**STORED DATA:**
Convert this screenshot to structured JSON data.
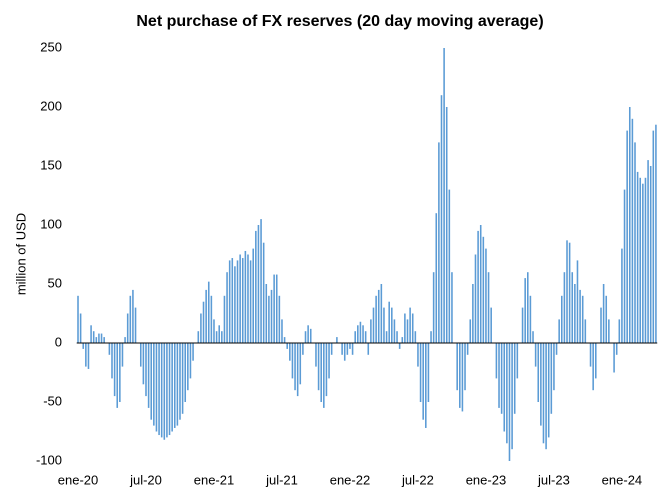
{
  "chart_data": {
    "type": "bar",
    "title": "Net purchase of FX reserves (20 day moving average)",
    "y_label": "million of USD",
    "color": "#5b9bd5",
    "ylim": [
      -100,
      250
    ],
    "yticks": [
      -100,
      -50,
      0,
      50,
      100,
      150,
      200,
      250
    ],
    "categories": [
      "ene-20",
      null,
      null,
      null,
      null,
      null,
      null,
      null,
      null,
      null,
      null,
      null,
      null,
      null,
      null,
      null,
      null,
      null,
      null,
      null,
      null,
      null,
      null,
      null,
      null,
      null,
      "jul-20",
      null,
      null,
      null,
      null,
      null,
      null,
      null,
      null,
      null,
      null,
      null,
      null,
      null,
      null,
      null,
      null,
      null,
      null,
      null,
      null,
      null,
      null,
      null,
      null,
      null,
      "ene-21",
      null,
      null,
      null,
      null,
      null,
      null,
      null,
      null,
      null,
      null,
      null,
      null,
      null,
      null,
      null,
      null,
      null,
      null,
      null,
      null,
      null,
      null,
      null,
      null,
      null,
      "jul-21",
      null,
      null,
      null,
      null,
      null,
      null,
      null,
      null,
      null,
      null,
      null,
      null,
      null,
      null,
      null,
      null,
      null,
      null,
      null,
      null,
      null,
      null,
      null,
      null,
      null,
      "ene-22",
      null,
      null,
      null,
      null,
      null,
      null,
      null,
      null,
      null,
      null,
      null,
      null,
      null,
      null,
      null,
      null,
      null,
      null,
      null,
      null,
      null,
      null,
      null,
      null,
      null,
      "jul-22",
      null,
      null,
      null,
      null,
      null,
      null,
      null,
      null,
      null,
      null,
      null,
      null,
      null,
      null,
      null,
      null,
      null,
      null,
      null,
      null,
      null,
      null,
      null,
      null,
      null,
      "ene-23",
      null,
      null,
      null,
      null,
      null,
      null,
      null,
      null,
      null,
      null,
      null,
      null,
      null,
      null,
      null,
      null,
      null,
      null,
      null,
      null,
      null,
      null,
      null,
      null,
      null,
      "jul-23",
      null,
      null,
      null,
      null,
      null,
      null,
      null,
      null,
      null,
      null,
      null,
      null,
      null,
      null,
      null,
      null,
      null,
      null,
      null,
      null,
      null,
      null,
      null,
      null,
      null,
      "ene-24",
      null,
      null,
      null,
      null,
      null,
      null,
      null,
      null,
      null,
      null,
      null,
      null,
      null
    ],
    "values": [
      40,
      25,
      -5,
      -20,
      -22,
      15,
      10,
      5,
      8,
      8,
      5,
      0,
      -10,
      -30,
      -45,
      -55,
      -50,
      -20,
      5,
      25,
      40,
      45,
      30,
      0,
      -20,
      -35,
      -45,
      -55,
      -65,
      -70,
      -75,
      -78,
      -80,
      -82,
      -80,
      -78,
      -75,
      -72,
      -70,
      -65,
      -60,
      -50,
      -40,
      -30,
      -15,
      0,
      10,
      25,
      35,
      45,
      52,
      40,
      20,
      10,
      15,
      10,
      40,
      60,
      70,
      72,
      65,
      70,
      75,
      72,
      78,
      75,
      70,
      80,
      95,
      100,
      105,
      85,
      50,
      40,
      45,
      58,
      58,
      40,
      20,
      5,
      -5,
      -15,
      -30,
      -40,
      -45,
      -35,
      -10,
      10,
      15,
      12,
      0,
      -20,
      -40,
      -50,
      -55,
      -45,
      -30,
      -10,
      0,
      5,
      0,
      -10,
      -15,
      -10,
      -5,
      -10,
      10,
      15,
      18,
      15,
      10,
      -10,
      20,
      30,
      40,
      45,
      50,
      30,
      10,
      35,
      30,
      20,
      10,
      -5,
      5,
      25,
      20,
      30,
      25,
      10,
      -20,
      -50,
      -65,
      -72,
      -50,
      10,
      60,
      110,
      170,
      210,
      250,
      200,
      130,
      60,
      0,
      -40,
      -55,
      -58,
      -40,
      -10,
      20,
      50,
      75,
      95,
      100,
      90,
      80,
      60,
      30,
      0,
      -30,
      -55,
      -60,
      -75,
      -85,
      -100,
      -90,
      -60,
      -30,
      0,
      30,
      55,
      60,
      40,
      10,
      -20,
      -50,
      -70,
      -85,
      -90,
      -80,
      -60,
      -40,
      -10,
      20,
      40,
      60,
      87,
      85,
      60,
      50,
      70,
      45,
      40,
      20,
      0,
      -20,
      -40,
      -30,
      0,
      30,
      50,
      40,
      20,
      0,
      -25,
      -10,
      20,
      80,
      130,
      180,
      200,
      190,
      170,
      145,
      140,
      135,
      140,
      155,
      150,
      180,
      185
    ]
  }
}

---

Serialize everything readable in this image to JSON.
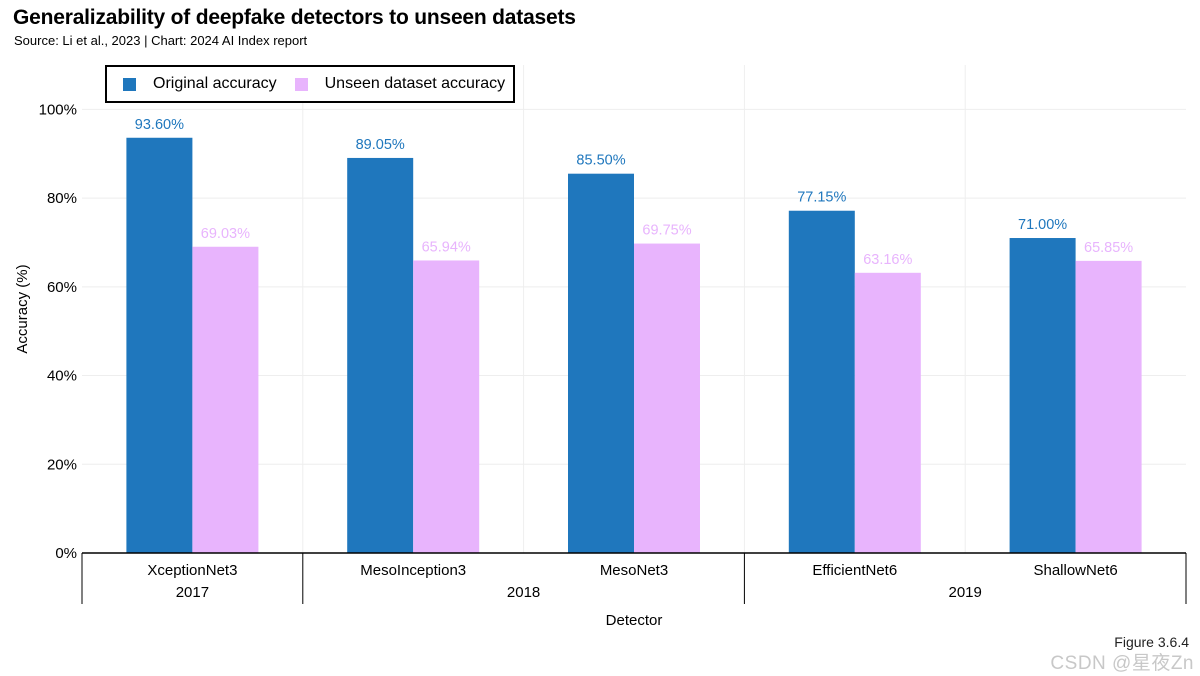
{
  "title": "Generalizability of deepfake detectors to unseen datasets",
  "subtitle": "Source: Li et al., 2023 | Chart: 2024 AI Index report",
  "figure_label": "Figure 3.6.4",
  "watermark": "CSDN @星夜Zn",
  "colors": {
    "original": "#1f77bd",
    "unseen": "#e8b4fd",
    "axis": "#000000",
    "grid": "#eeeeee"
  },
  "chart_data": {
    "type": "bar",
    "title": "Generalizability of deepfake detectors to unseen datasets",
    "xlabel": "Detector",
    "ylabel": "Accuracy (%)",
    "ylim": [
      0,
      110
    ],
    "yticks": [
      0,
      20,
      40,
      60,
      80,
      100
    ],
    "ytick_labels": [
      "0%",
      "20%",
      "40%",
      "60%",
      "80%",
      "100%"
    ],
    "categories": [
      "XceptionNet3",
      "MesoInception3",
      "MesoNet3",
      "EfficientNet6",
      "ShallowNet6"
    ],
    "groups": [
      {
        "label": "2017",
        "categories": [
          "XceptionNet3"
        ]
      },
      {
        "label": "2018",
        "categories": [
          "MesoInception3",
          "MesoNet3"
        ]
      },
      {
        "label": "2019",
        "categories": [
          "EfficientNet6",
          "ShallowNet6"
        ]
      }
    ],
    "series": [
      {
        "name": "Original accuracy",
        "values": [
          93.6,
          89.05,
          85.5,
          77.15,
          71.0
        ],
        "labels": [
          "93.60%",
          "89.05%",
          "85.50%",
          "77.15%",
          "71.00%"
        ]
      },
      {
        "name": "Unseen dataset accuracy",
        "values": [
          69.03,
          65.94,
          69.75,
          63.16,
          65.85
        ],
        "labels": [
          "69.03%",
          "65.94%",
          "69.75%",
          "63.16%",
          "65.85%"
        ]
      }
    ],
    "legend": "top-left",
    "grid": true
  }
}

**EXERCISE REQUIREMENTS:** Using the records above, find and show each line with the string "name".

**THE ANSWER:**
        "name": "Original accuracy",
        "name": "Unseen dataset accuracy",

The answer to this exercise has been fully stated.